= Exercise instructions =
Reproduce precisely the lines of the material below from the line containing "Output the text content of this document." up to and including its last line. Pictures must not be copied.

= Exercise input =

<<<<

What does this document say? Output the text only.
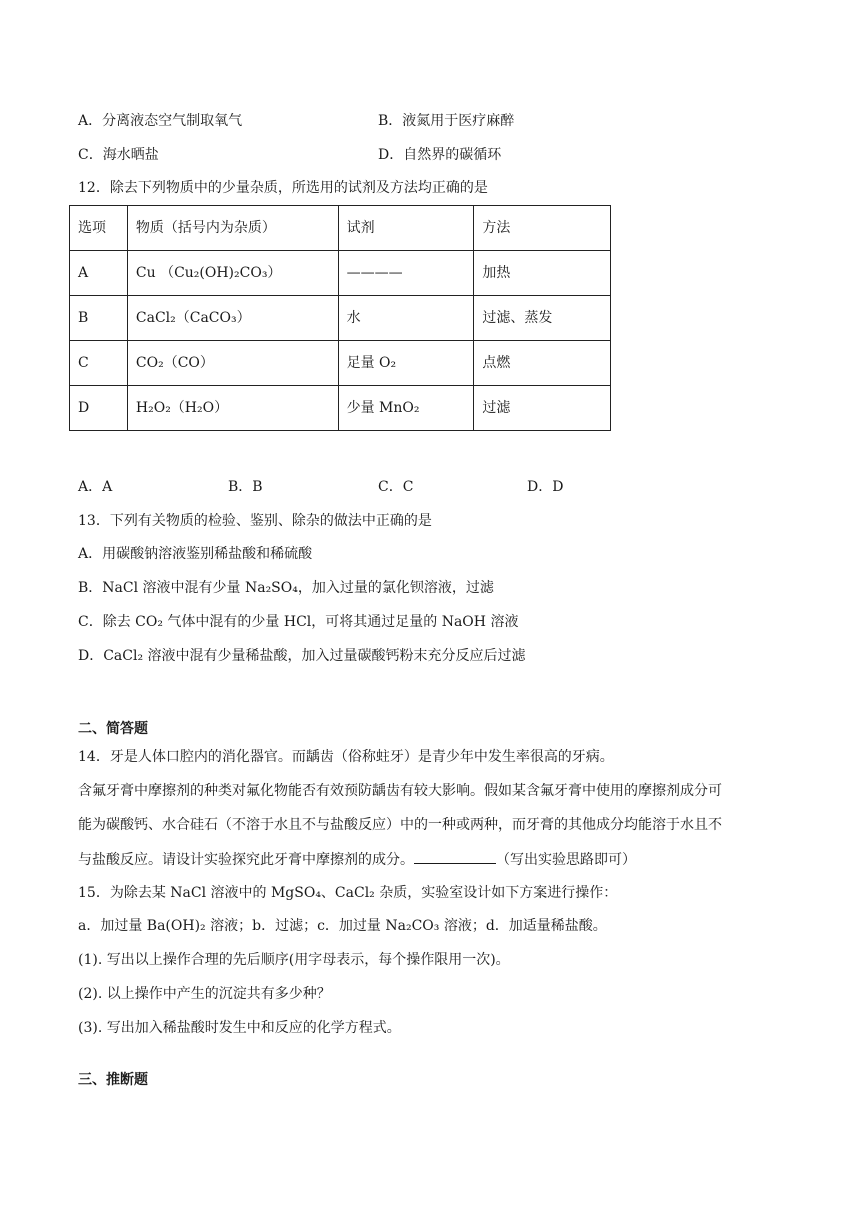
A．分离液态空气制取氧气	B．液氮用于医疗麻醉
C．海水晒盐	D．自然界的碳循环
12．除去下列物质中的少量杂质，所选用的试剂及方法均正确的是
选项	物质（括号内为杂质）	试剂	方法
A	Cu （Cu₂(OH)₂CO₃）	————	加热
B	CaCl₂（CaCO₃）	水	过滤、蒸发
C	CO₂（CO）	足量 O₂	点燃
D	H₂O₂（H₂O）	少量 MnO₂	过滤
A．A	B．B	C．C	D．D
13．下列有关物质的检验、鉴别、除杂的做法中正确的是
A．用碳酸钠溶液鉴别稀盐酸和稀硫酸
B．NaCl 溶液中混有少量 Na₂SO₄，加入过量的氯化钡溶液，过滤
C．除去 CO₂ 气体中混有的少量 HCl，可将其通过足量的 NaOH 溶液
D．CaCl₂ 溶液中混有少量稀盐酸，加入过量碳酸钙粉末充分反应后过滤
二、简答题
14．牙是人体口腔内的消化器官。而龋齿（俗称蛀牙）是青少年中发生率很高的牙病。
含氟牙膏中摩擦剂的种类对氟化物能否有效预防龋齿有较大影响。假如某含氟牙膏中使用的摩擦剂成分可
能为碳酸钙、水合硅石（不溶于水且不与盐酸反应）中的一种或两种，而牙膏的其他成分均能溶于水且不
与盐酸反应。请设计实验探究此牙膏中摩擦剂的成分。	（写出实验思路即可）
15．为除去某 NaCl 溶液中的 MgSO₄、CaCl₂ 杂质，实验室设计如下方案进行操作：
a．加过量 Ba(OH)₂ 溶液；b．过滤；c．加过量 Na₂CO₃ 溶液；d．加适量稀盐酸。
(1). 写出以上操作合理的先后顺序(用字母表示，每个操作限用一次)。
(2). 以上操作中产生的沉淀共有多少种？
(3). 写出加入稀盐酸时发生中和反应的化学方程式。
三、推断题
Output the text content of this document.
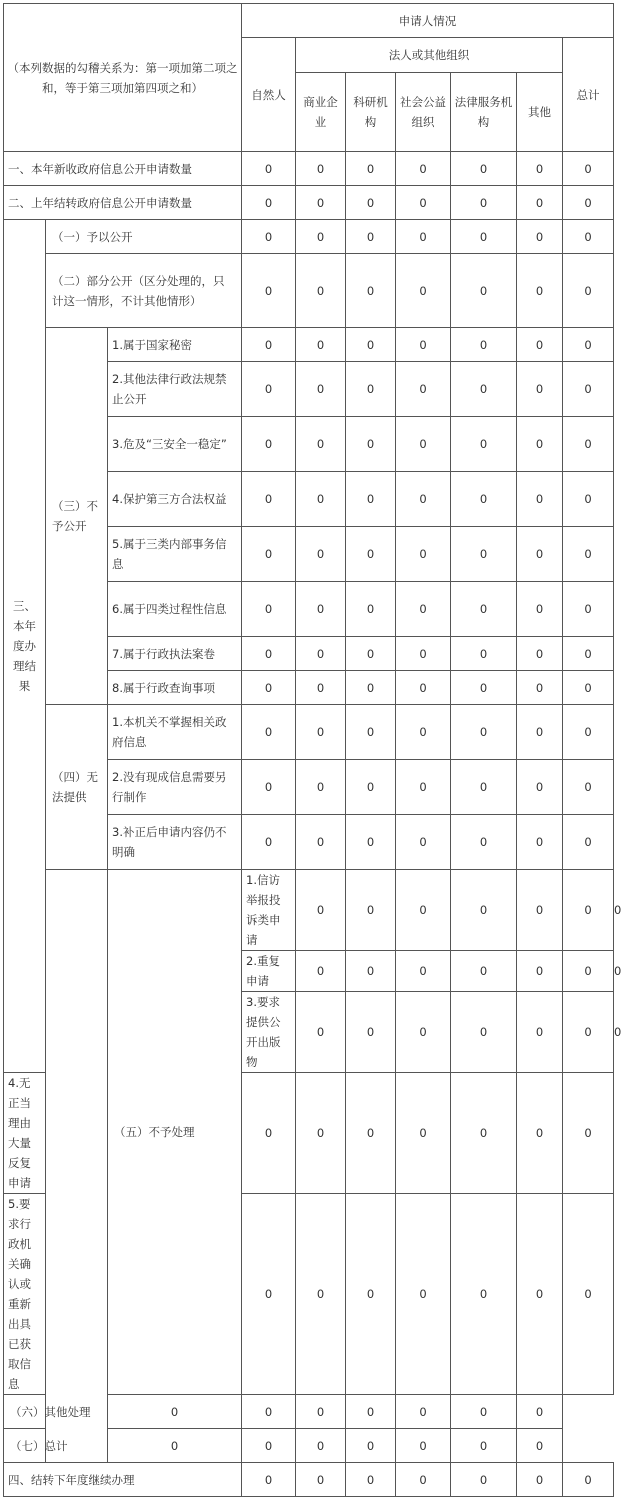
（本列数据的勾稽关系为：第一项加第二项之和，等于第三项加第四项之和）			申请人情况							
			自然人	法人或其他组织					总计	
				商业企业	科研机构	社会公益组织	法律服务机构	其他		
一、本年新收政府信息公开申请数量			0	0	0	0	0	0	0	
二、上年结转政府信息公开申请数量			0	0	0	0	0	0	0	
三、本年度办理结果	（一）予以公开		0	0	0	0	0	0	0	
	（二）部分公开（区分处理的，只计这一情形，不计其他情形）		0	0	0	0	0	0	0	
	（三）不予公开	1.属于国家秘密	0	0	0	0	0	0	0	
		2.其他法律行政法规禁止公开	0	0	0	0	0	0	0	
		3.危及“三安全一稳定”	0	0	0	0	0	0	0	
		4.保护第三方合法权益	0	0	0	0	0	0	0	
		5.属于三类内部事务信息	0	0	0	0	0	0	0	
		6.属于四类过程性信息	0	0	0	0	0	0	0	
		7.属于行政执法案卷	0	0	0	0	0	0	0	
		8.属于行政查询事项	0	0	0	0	0	0	0	
	（四）无法提供	1.本机关不掌握相关政府信息	0	0	0	0	0	0	0	
		2.没有现成信息需要另行制作	0	0	0	0	0	0	0	
		3.补正后申请内容仍不明确	0	0	0	0	0	0	0	
		（五）不予处理	1.信访举报投诉类申请	0	0	0	0	0	0	0
			2.重复申请	0	0	0	0	0	0	0
			3.要求提供公开出版物	0	0	0	0	0	0	0
4.无正当理由大量反复申请			0	0	0	0	0	0	0	
5.要求行政机关确认或重新出具已获取信息			0	0	0	0	0	0	0	
（六）其他处理		0	0	0	0	0	0	0		
（七）总计		0	0	0	0	0	0	0		
四、结转下年度继续办理			0	0	0	0	0	0	0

>>>>

= Reply to the task =
Output the text content of this document.
（本列数据的勾稽关系为：第一项加第二项之和，等于第三项加第四项之和）			申请人情况							
			自然人	法人或其他组织					总计	
				商业企业	科研机构	社会公益组织	法律服务机构	其他		
一、本年新收政府信息公开申请数量			0	0	0	0	0	0	0	
二、上年结转政府信息公开申请数量			0	0	0	0	0	0	0	
三、本年度办理结果	（一）予以公开		0	0	0	0	0	0	0	
	（二）部分公开（区分处理的，只计这一情形，不计其他情形）		0	0	0	0	0	0	0	
	（三）不予公开	1.属于国家秘密	0	0	0	0	0	0	0	
		2.其他法律行政法规禁止公开	0	0	0	0	0	0	0	
		3.危及“三安全一稳定”	0	0	0	0	0	0	0	
		4.保护第三方合法权益	0	0	0	0	0	0	0	
		5.属于三类内部事务信息	0	0	0	0	0	0	0	
		6.属于四类过程性信息	0	0	0	0	0	0	0	
		7.属于行政执法案卷	0	0	0	0	0	0	0	
		8.属于行政查询事项	0	0	0	0	0	0	0	
	（四）无法提供	1.本机关不掌握相关政府信息	0	0	0	0	0	0	0	
		2.没有现成信息需要另行制作	0	0	0	0	0	0	0	
		3.补正后申请内容仍不明确	0	0	0	0	0	0	0	
		（五）不予处理	1.信访举报投诉类申请	0	0	0	0	0	0	0
			2.重复申请	0	0	0	0	0	0	0
			3.要求提供公开出版物	0	0	0	0	0	0	0
4.无正当理由大量反复申请			0	0	0	0	0	0	0	
5.要求行政机关确认或重新出具已获取信息			0	0	0	0	0	0	0	
（六）其他处理		0	0	0	0	0	0	0		
（七）总计		0	0	0	0	0	0	0		
四、结转下年度继续办理			0	0	0	0	0	0	0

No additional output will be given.